* [TASK] Extract each line of the data and write it out again exactly.
::: STORED ROWS
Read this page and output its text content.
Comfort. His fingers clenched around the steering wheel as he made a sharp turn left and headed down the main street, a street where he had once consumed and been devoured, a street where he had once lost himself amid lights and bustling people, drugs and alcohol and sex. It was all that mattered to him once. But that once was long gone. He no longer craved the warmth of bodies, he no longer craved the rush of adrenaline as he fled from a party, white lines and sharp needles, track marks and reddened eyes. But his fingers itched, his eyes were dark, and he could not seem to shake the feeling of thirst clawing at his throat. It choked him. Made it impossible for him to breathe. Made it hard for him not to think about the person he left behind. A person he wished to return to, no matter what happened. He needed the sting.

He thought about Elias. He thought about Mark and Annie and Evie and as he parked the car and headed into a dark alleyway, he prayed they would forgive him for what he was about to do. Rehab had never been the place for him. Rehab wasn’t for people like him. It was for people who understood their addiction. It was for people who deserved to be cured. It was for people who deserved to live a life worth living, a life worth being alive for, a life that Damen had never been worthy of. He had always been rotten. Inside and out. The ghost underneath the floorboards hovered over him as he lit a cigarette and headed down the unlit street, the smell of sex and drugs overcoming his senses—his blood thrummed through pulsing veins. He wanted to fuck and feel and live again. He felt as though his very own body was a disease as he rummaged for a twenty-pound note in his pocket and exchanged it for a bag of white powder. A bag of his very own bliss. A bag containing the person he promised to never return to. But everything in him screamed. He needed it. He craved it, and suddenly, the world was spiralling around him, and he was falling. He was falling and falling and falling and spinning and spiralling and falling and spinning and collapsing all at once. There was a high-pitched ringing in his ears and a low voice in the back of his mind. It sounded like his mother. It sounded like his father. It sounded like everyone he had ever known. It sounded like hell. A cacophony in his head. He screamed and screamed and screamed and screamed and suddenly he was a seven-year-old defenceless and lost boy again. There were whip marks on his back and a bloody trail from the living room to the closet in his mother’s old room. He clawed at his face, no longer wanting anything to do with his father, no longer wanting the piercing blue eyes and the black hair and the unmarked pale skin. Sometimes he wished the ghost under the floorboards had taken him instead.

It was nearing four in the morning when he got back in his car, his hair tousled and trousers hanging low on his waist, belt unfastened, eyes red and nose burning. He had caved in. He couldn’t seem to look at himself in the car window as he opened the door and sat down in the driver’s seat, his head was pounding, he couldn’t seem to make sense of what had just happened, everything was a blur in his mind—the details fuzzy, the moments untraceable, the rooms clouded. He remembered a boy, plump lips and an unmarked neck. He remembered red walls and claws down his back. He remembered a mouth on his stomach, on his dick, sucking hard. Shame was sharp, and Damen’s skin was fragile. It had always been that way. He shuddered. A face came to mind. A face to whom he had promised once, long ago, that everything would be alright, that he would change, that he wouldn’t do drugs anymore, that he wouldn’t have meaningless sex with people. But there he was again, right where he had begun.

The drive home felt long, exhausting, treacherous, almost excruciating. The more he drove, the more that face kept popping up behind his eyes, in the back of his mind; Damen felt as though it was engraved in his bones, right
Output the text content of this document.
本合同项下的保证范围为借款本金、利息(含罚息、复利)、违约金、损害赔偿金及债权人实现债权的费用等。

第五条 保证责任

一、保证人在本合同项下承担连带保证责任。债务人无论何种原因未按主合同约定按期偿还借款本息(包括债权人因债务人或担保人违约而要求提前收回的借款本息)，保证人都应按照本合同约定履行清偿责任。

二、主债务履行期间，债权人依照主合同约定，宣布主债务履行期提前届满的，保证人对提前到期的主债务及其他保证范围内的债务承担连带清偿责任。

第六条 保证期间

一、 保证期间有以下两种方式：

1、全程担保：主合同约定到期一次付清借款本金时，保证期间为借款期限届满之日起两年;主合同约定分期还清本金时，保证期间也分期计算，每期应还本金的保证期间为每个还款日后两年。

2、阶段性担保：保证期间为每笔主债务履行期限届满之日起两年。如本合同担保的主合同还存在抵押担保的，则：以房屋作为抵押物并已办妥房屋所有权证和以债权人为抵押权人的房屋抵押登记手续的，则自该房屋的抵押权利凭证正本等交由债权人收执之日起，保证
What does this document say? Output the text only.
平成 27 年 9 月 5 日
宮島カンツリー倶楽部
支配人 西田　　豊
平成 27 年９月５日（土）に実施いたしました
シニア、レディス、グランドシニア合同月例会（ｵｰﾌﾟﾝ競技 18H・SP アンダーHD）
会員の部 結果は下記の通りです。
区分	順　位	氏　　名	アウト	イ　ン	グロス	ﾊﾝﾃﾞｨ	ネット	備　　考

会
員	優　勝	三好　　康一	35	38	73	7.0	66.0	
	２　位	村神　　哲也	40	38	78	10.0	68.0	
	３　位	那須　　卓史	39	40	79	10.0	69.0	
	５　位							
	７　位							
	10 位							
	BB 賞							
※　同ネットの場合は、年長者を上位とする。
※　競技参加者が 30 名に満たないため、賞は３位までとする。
::::::
* [WRITTEN RESPONSE]
Read this page and output its text content.
Comfort. His fingers clenched around the steering wheel as he made a sharp turn left and headed down the main street, a street where he had once consumed and been devoured, a street where he had once lost himself amid lights and bustling people, drugs and alcohol and sex. It was all that mattered to him once. But that once was long gone. He no longer craved the warmth of bodies, he no longer craved the rush of adrenaline as he fled from a party, white lines and sharp needles, track marks and reddened eyes. But his fingers itched, his eyes were dark, and he could not seem to shake the feeling of thirst clawing at his throat. It choked him. Made it impossible for him to breathe. Made it hard for him not to think about the person he left behind. A person he wished to return to, no matter what happened. He needed the sting.

He thought about Elias. He thought about Mark and Annie and Evie and as he parked the car and headed into a dark alleyway, he prayed they would forgive him for what he was about to do. Rehab had never been the place for him. Rehab wasn’t for people like him. It was for people who understood their addiction. It was for people who deserved to be cured. It was for people who deserved to live a life worth living, a life worth being alive for, a life that Damen had never been worthy of. He had always been rotten. Inside and out. The ghost underneath the floorboards hovered over him as he lit a cigarette and headed down the unlit street, the smell of sex and drugs overcoming his senses—his blood thrummed through pulsing veins. He wanted to fuck and feel and live again. He felt as though his very own body was a disease as he rummaged for a twenty-pound note in his pocket and exchanged it for a bag of white powder. A bag of his very own bliss. A bag containing the person he promised to never return to. But everything in him screamed. He needed it. He craved it, and suddenly, the world was spiralling around him, and he was falling. He was falling and falling and falling and spinning and spiralling and falling and spinning and collapsing all at once. There was a high-pitched ringing in his ears and a low voice in the back of his mind. It sounded like his mother. It sounded like his father. It sounded like everyone he had ever known. It sounded like hell. A cacophony in his head. He screamed and screamed and screamed and screamed and suddenly he was a seven-year-old defenceless and lost boy again. There were whip marks on his back and a bloody trail from the living room to the closet in his mother’s old room. He clawed at his face, no longer wanting anything to do with his father, no longer wanting the piercing blue eyes and the black hair and the unmarked pale skin. Sometimes he wished the ghost under the floorboards had taken him instead.

It was nearing four in the morning when he got back in his car, his hair tousled and trousers hanging low on his waist, belt unfastened, eyes red and nose burning. He had caved in. He couldn’t seem to look at himself in the car window as he opened the door and sat down in the driver’s seat, his head was pounding, he couldn’t seem to make sense of what had just happened, everything was a blur in his mind—the details fuzzy, the moments untraceable, the rooms clouded. He remembered a boy, plump lips and an unmarked neck. He remembered red walls and claws down his back. He remembered a mouth on his stomach, on his dick, sucking hard. Shame was sharp, and Damen’s skin was fragile. It had always been that way. He shuddered. A face came to mind. A face to whom he had promised once, long ago, that everything would be alright, that he would change, that he wouldn’t do drugs anymore, that he wouldn’t have meaningless sex with people. But there he was again, right where he had begun.

The drive home felt long, exhausting, treacherous, almost excruciating. The more he drove, the more that face kept popping up behind his eyes, in the back of his mind; Damen felt as though it was engraved in his bones, right
Output the text content of this document.
本合同项下的保证范围为借款本金、利息(含罚息、复利)、违约金、损害赔偿金及债权人实现债权的费用等。

第五条 保证责任

一、保证人在本合同项下承担连带保证责任。债务人无论何种原因未按主合同约定按期偿还借款本息(包括债权人因债务人或担保人违约而要求提前收回的借款本息)，保证人都应按照本合同约定履行清偿责任。

二、主债务履行期间，债权人依照主合同约定，宣布主债务履行期提前届满的，保证人对提前到期的主债务及其他保证范围内的债务承担连带清偿责任。

第六条 保证期间

一、 保证期间有以下两种方式：

1、全程担保：主合同约定到期一次付清借款本金时，保证期间为借款期限届满之日起两年;主合同约定分期还清本金时，保证期间也分期计算，每期应还本金的保证期间为每个还款日后两年。

2、阶段性担保：保证期间为每笔主债务履行期限届满之日起两年。如本合同担保的主合同还存在抵押担保的，则：以房屋作为抵押物并已办妥房屋所有权证和以债权人为抵押权人的房屋抵押登记手续的，则自该房屋的抵押权利凭证正本等交由债权人收执之日起，保证
What does this document say? Output the text only.
平成 27 年 9 月 5 日
宮島カンツリー倶楽部
支配人 西田　　豊
平成 27 年９月５日（土）に実施いたしました
シニア、レディス、グランドシニア合同月例会（ｵｰﾌﾟﾝ競技 18H・SP アンダーHD）
会員の部 結果は下記の通りです。
区分	順　位	氏　　名	アウト	イ　ン	グロス	ﾊﾝﾃﾞｨ	ネット	備　　考

会
員	優　勝	三好　　康一	35	38	73	7.0	66.0	
	２　位	村神　　哲也	40	38	78	10.0	68.0	
	３　位	那須　　卓史	39	40	79	10.0	69.0	
	５　位							
	７　位							
	10 位							
	BB 賞							
※　同ネットの場合は、年長者を上位とする。
※　競技参加者が 30 名に満たないため、賞は３位までとする。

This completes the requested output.